_Stated exercise_
Would you write out the entries below, every one of them, exactly?

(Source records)
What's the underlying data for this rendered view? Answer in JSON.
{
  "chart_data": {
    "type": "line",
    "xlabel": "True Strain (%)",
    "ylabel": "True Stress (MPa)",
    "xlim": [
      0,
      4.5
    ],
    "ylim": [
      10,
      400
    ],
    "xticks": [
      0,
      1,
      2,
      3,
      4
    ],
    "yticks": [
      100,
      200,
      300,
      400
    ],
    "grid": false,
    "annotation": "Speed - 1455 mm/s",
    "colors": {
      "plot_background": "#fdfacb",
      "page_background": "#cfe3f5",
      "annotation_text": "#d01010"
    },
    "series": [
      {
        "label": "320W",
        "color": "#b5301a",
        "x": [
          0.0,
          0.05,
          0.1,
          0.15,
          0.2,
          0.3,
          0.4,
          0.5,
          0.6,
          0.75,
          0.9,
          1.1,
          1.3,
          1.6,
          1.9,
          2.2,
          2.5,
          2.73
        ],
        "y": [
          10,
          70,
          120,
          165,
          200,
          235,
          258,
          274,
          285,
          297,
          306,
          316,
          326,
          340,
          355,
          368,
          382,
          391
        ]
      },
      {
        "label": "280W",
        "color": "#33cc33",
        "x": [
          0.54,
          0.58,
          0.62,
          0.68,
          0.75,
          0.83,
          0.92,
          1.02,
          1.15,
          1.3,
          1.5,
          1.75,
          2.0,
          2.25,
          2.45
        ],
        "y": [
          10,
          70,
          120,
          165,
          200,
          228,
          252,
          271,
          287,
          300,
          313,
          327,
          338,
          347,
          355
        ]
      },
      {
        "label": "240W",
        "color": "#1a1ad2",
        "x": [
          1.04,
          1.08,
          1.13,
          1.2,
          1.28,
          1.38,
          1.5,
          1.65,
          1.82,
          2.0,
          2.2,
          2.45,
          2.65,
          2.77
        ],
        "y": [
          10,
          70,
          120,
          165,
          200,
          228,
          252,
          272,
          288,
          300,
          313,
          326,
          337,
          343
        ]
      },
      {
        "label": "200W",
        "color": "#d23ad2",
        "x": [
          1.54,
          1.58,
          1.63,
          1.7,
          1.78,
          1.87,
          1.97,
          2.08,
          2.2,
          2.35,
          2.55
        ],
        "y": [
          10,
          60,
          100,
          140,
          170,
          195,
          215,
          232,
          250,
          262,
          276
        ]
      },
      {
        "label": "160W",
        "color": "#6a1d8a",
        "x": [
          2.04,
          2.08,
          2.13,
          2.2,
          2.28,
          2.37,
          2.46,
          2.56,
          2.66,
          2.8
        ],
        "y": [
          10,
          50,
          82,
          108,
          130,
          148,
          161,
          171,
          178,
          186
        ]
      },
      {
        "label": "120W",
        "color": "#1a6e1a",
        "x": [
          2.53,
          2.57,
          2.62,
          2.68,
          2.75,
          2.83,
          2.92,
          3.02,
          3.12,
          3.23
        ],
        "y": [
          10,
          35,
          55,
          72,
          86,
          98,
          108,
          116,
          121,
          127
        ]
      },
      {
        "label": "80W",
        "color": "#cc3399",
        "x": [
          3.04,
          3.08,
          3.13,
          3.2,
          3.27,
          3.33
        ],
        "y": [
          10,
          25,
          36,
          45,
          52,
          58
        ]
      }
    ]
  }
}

_Written reply_
What's the underlying data for this rendered view? Answer in JSON.
{
  "chart_data": {
    "type": "line",
    "xlabel": "True Strain (%)",
    "ylabel": "True Stress (MPa)",
    "xlim": [
      0,
      4.5
    ],
    "ylim": [
      10,
      400
    ],
    "xticks": [
      0,
      1,
      2,
      3,
      4
    ],
    "yticks": [
      100,
      200,
      300,
      400
    ],
    "grid": false,
    "annotation": "Speed - 1455 mm/s",
    "colors": {
      "plot_background": "#fdfacb",
      "page_background": "#cfe3f5",
      "annotation_text": "#d01010"
    },
    "series": [
      {
        "label": "320W",
        "color": "#b5301a",
        "x": [
          0.0,
          0.05,
          0.1,
          0.15,
          0.2,
          0.3,
          0.4,
          0.5,
          0.6,
          0.75,
          0.9,
          1.1,
          1.3,
          1.6,
          1.9,
          2.2,
          2.5,
          2.73
        ],
        "y": [
          10,
          70,
          120,
          165,
          200,
          235,
          258,
          274,
          285,
          297,
          306,
          316,
          326,
          340,
          355,
          368,
          382,
          391
        ]
      },
      {
        "label": "280W",
        "color": "#33cc33",
        "x": [
          0.54,
          0.58,
          0.62,
          0.68,
          0.75,
          0.83,
          0.92,
          1.02,
          1.15,
          1.3,
          1.5,
          1.75,
          2.0,
          2.25,
          2.45
        ],
        "y": [
          10,
          70,
          120,
          165,
          200,
          228,
          252,
          271,
          287,
          300,
          313,
          327,
          338,
          347,
          355
        ]
      },
      {
        "label": "240W",
        "color": "#1a1ad2",
        "x": [
          1.04,
          1.08,
          1.13,
          1.2,
          1.28,
          1.38,
          1.5,
          1.65,
          1.82,
          2.0,
          2.2,
          2.45,
          2.65,
          2.77
        ],
        "y": [
          10,
          70,
          120,
          165,
          200,
          228,
          252,
          272,
          288,
          300,
          313,
          326,
          337,
          343
        ]
      },
      {
        "label": "200W",
        "color": "#d23ad2",
        "x": [
          1.54,
          1.58,
          1.63,
          1.7,
          1.78,
          1.87,
          1.97,
          2.08,
          2.2,
          2.35,
          2.55
        ],
        "y": [
          10,
          60,
          100,
          140,
          170,
          195,
          215,
          232,
          250,
          262,
          276
        ]
      },
      {
        "label": "160W",
        "color": "#6a1d8a",
        "x": [
          2.04,
          2.08,
          2.13,
          2.2,
          2.28,
          2.37,
          2.46,
          2.56,
          2.66,
          2.8
        ],
        "y": [
          10,
          50,
          82,
          108,
          130,
          148,
          161,
          171,
          178,
          186
        ]
      },
      {
        "label": "120W",
        "color": "#1a6e1a",
        "x": [
          2.53,
          2.57,
          2.62,
          2.68,
          2.75,
          2.83,
          2.92,
          3.02,
          3.12,
          3.23
        ],
        "y": [
          10,
          35,
          55,
          72,
          86,
          98,
          108,
          116,
          121,
          127
        ]
      },
      {
        "label": "80W",
        "color": "#cc3399",
        "x": [
          3.04,
          3.08,
          3.13,
          3.2,
          3.27,
          3.33
        ],
        "y": [
          10,
          25,
          36,
          45,
          52,
          58
        ]
      }
    ]
  }
}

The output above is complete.